▸ DIRECTIONS: Please rewrite the material below as a numbered list, one line per item, leaving out any blank lines.

▸ Coordinate annotation records:
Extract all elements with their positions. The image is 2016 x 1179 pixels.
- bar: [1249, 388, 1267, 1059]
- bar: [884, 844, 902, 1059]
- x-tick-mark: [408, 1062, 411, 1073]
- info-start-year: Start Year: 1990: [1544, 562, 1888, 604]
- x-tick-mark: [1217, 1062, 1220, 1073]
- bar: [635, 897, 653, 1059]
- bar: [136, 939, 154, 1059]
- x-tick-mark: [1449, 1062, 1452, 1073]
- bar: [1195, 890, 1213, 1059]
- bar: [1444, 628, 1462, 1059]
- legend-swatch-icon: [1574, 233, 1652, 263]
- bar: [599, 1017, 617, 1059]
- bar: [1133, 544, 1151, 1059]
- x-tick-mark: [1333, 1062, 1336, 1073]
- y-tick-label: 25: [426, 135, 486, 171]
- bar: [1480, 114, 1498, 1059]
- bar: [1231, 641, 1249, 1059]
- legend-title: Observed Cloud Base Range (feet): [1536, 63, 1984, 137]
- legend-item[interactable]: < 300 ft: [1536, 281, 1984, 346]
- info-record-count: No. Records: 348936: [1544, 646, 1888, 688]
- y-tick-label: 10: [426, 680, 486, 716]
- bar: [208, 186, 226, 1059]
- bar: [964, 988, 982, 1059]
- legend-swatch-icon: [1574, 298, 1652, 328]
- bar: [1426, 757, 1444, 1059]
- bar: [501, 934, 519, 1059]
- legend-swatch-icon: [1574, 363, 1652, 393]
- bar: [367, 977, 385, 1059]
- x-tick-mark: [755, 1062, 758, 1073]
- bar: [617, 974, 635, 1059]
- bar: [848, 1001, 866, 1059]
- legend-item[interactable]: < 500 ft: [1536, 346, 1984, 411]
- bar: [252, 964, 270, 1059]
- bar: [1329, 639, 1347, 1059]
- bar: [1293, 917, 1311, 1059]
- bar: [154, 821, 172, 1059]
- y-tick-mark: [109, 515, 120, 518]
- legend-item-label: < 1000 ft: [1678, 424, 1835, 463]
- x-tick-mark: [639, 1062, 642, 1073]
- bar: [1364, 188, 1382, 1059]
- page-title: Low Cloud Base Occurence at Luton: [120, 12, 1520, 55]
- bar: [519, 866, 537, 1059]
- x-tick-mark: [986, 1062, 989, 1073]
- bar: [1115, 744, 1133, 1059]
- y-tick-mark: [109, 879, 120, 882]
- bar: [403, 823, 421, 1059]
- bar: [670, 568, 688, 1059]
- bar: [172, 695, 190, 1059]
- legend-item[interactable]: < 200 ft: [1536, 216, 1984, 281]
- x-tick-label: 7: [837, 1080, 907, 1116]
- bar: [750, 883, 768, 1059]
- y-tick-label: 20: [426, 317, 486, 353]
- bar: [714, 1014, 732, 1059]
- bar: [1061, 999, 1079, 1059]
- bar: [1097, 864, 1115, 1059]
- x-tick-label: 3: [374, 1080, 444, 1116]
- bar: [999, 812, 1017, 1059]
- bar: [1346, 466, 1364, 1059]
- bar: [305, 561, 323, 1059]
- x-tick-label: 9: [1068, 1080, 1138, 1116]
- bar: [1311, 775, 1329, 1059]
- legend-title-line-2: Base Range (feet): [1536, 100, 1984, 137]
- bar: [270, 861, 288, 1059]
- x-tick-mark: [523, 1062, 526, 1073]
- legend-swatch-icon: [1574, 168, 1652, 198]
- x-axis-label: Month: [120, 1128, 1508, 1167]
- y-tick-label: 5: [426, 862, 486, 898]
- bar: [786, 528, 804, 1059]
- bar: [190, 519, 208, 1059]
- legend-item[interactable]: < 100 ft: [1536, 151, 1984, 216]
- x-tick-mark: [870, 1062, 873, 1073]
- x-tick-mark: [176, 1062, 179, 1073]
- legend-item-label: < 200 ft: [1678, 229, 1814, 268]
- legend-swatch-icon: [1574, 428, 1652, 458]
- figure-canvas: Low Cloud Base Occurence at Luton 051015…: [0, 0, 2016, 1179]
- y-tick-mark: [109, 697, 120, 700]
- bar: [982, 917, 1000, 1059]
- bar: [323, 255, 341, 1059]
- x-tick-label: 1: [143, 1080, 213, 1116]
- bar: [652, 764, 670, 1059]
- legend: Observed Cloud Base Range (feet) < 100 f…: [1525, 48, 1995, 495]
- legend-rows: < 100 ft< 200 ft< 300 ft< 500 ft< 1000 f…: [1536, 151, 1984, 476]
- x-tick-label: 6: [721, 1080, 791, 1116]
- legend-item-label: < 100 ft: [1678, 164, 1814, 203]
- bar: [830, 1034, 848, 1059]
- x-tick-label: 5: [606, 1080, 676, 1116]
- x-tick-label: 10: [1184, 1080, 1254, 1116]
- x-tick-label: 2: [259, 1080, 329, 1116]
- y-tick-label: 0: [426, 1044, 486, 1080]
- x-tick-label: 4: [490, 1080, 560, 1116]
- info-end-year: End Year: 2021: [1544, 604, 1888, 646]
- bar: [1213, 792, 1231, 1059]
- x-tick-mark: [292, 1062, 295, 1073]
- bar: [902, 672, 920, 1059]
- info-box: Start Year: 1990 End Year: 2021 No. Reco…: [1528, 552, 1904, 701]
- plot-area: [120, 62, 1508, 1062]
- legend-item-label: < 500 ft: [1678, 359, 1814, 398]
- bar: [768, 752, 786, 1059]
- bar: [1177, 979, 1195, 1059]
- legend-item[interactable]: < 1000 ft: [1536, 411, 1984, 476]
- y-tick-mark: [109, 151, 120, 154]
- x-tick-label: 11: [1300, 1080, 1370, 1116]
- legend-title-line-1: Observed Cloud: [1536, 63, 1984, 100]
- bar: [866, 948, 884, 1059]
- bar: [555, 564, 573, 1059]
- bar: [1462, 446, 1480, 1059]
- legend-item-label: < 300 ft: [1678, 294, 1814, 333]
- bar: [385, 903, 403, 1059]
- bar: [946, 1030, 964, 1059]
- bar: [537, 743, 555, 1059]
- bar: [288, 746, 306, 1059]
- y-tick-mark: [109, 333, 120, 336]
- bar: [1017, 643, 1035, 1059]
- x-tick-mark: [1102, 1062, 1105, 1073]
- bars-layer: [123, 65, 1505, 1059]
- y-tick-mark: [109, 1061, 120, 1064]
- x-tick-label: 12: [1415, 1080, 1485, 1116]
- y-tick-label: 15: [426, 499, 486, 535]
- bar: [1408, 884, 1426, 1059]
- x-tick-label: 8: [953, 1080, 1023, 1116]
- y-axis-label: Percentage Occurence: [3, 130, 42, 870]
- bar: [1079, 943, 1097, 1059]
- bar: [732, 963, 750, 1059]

▸ ANSWER TO THIS PROBLEM:
1. Extract all elements with their positions. The image is 2016 x 1179 pixels.
2. - bar: [1249, 388, 1267, 1059]
3. - bar: [884, 844, 902, 1059]
4. - x-tick-mark: [408, 1062, 411, 1073]
5. - info-start-year: Start Year: 1990: [1544, 562, 1888, 604]
6. - x-tick-mark: [1217, 1062, 1220, 1073]
7. - bar: [635, 897, 653, 1059]
8. - bar: [136, 939, 154, 1059]
9. - x-tick-mark: [1449, 1062, 1452, 1073]
10. - bar: [1195, 890, 1213, 1059]
11. - bar: [1444, 628, 1462, 1059]
12. - legend-swatch-icon: [1574, 233, 1652, 263]
13. - bar: [599, 1017, 617, 1059]
14. - bar: [1133, 544, 1151, 1059]
15. - x-tick-mark: [1333, 1062, 1336, 1073]
16. - y-tick-label: 25: [426, 135, 486, 171]
17. - bar: [1480, 114, 1498, 1059]
18. - bar: [1231, 641, 1249, 1059]
19. - legend-title: Observed Cloud Base Range (feet): [1536, 63, 1984, 137]
20. - legend-item[interactable]: < 300 ft: [1536, 281, 1984, 346]
21. - info-record-count: No. Records: 348936: [1544, 646, 1888, 688]
22. - y-tick-label: 10: [426, 680, 486, 716]
23. - bar: [208, 186, 226, 1059]
24. - bar: [964, 988, 982, 1059]
25. - legend-swatch-icon: [1574, 298, 1652, 328]
26. - bar: [1426, 757, 1444, 1059]
27. - bar: [501, 934, 519, 1059]
28. - legend-swatch-icon: [1574, 363, 1652, 393]
29. - bar: [367, 977, 385, 1059]
30. - x-tick-mark: [755, 1062, 758, 1073]
31. - bar: [617, 974, 635, 1059]
32. - bar: [848, 1001, 866, 1059]
33. - legend-item[interactable]: < 500 ft: [1536, 346, 1984, 411]
34. - bar: [252, 964, 270, 1059]
35. - bar: [1329, 639, 1347, 1059]
36. - bar: [1293, 917, 1311, 1059]
37. - bar: [154, 821, 172, 1059]
38. - y-tick-mark: [109, 515, 120, 518]
39. - legend-item-label: < 1000 ft: [1678, 424, 1835, 463]
40. - x-tick-mark: [639, 1062, 642, 1073]
41. - bar: [1364, 188, 1382, 1059]
42. - page-title: Low Cloud Base Occurence at Luton: [120, 12, 1520, 55]
43. - bar: [519, 866, 537, 1059]
44. - x-tick-mark: [986, 1062, 989, 1073]
45. - bar: [1115, 744, 1133, 1059]
46. - y-tick-mark: [109, 879, 120, 882]
47. - bar: [403, 823, 421, 1059]
48. - bar: [670, 568, 688, 1059]
49. - bar: [172, 695, 190, 1059]
50. - legend-item[interactable]: < 200 ft: [1536, 216, 1984, 281]
51. - x-tick-label: 7: [837, 1080, 907, 1116]
52. - bar: [750, 883, 768, 1059]
53. - y-tick-label: 20: [426, 317, 486, 353]
54. - bar: [714, 1014, 732, 1059]
55. - bar: [1061, 999, 1079, 1059]
56. - bar: [1097, 864, 1115, 1059]
57. - x-tick-label: 3: [374, 1080, 444, 1116]
58. - bar: [999, 812, 1017, 1059]
59. - bar: [1346, 466, 1364, 1059]
60. - bar: [305, 561, 323, 1059]
61. - x-tick-label: 9: [1068, 1080, 1138, 1116]
62. - bar: [1311, 775, 1329, 1059]
63. - legend-title-line-2: Base Range (feet): [1536, 100, 1984, 137]
64. - bar: [270, 861, 288, 1059]
65. - x-tick-mark: [523, 1062, 526, 1073]
66. - legend-swatch-icon: [1574, 168, 1652, 198]
67. - x-axis-label: Month: [120, 1128, 1508, 1167]
68. - y-tick-label: 5: [426, 862, 486, 898]
69. - bar: [786, 528, 804, 1059]
70. - bar: [190, 519, 208, 1059]
71. - legend-item[interactable]: < 100 ft: [1536, 151, 1984, 216]
72. - x-tick-mark: [870, 1062, 873, 1073]
73. - x-tick-mark: [176, 1062, 179, 1073]
74. - legend-item-label: < 200 ft: [1678, 229, 1814, 268]
75. - legend-swatch-icon: [1574, 428, 1652, 458]
76. - figure-canvas: Low Cloud Base Occurence at Luton 051015…: [0, 0, 2016, 1179]
77. - y-tick-mark: [109, 697, 120, 700]
78. - bar: [982, 917, 1000, 1059]
79. - bar: [323, 255, 341, 1059]
80. - x-tick-label: 1: [143, 1080, 213, 1116]
81. - bar: [652, 764, 670, 1059]
82. - legend: Observed Cloud Base Range (feet) < 100 f…: [1525, 48, 1995, 495]
83. - legend-rows: < 100 ft< 200 ft< 300 ft< 500 ft< 1000 f…: [1536, 151, 1984, 476]
84. - x-tick-label: 6: [721, 1080, 791, 1116]
85. - legend-item-label: < 100 ft: [1678, 164, 1814, 203]
86. - bar: [830, 1034, 848, 1059]
87. - x-tick-label: 5: [606, 1080, 676, 1116]
88. - x-tick-label: 10: [1184, 1080, 1254, 1116]
89. - x-tick-label: 2: [259, 1080, 329, 1116]
90. - y-tick-label: 0: [426, 1044, 486, 1080]
91. - x-tick-label: 4: [490, 1080, 560, 1116]
92. - info-end-year: End Year: 2021: [1544, 604, 1888, 646]
93. - bar: [1213, 792, 1231, 1059]
94. - x-tick-mark: [292, 1062, 295, 1073]
95. - bar: [902, 672, 920, 1059]
96. - info-box: Start Year: 1990 End Year: 2021 No. Reco…: [1528, 552, 1904, 701]
97. - plot-area: [120, 62, 1508, 1062]
98. - legend-item-label: < 500 ft: [1678, 359, 1814, 398]
99. - bar: [768, 752, 786, 1059]
100. - bar: [1177, 979, 1195, 1059]
101. - legend-item[interactable]: < 1000 ft: [1536, 411, 1984, 476]
102. - y-tick-mark: [109, 151, 120, 154]
103. - x-tick-label: 11: [1300, 1080, 1370, 1116]
104. - legend-title-line-1: Observed Cloud: [1536, 63, 1984, 100]
105. - bar: [866, 948, 884, 1059]
106. - bar: [555, 564, 573, 1059]
107. - bar: [1462, 446, 1480, 1059]
108. - legend-item-label: < 300 ft: [1678, 294, 1814, 333]
109. - bar: [385, 903, 403, 1059]
110. - bar: [946, 1030, 964, 1059]
111. - bar: [537, 743, 555, 1059]
112. - bar: [288, 746, 306, 1059]
113. - y-tick-mark: [109, 333, 120, 336]
114. - bar: [1017, 643, 1035, 1059]
115. - x-tick-mark: [1102, 1062, 1105, 1073]
116. - bars-layer: [123, 65, 1505, 1059]
117. - y-tick-mark: [109, 1061, 120, 1064]
118. - x-tick-label: 12: [1415, 1080, 1485, 1116]
119. - y-tick-label: 15: [426, 499, 486, 535]
120. - bar: [1408, 884, 1426, 1059]
121. - x-tick-label: 8: [953, 1080, 1023, 1116]
122. - y-axis-label: Percentage Occurence: [3, 130, 42, 870]
123. - bar: [1079, 943, 1097, 1059]
124. - bar: [732, 963, 750, 1059]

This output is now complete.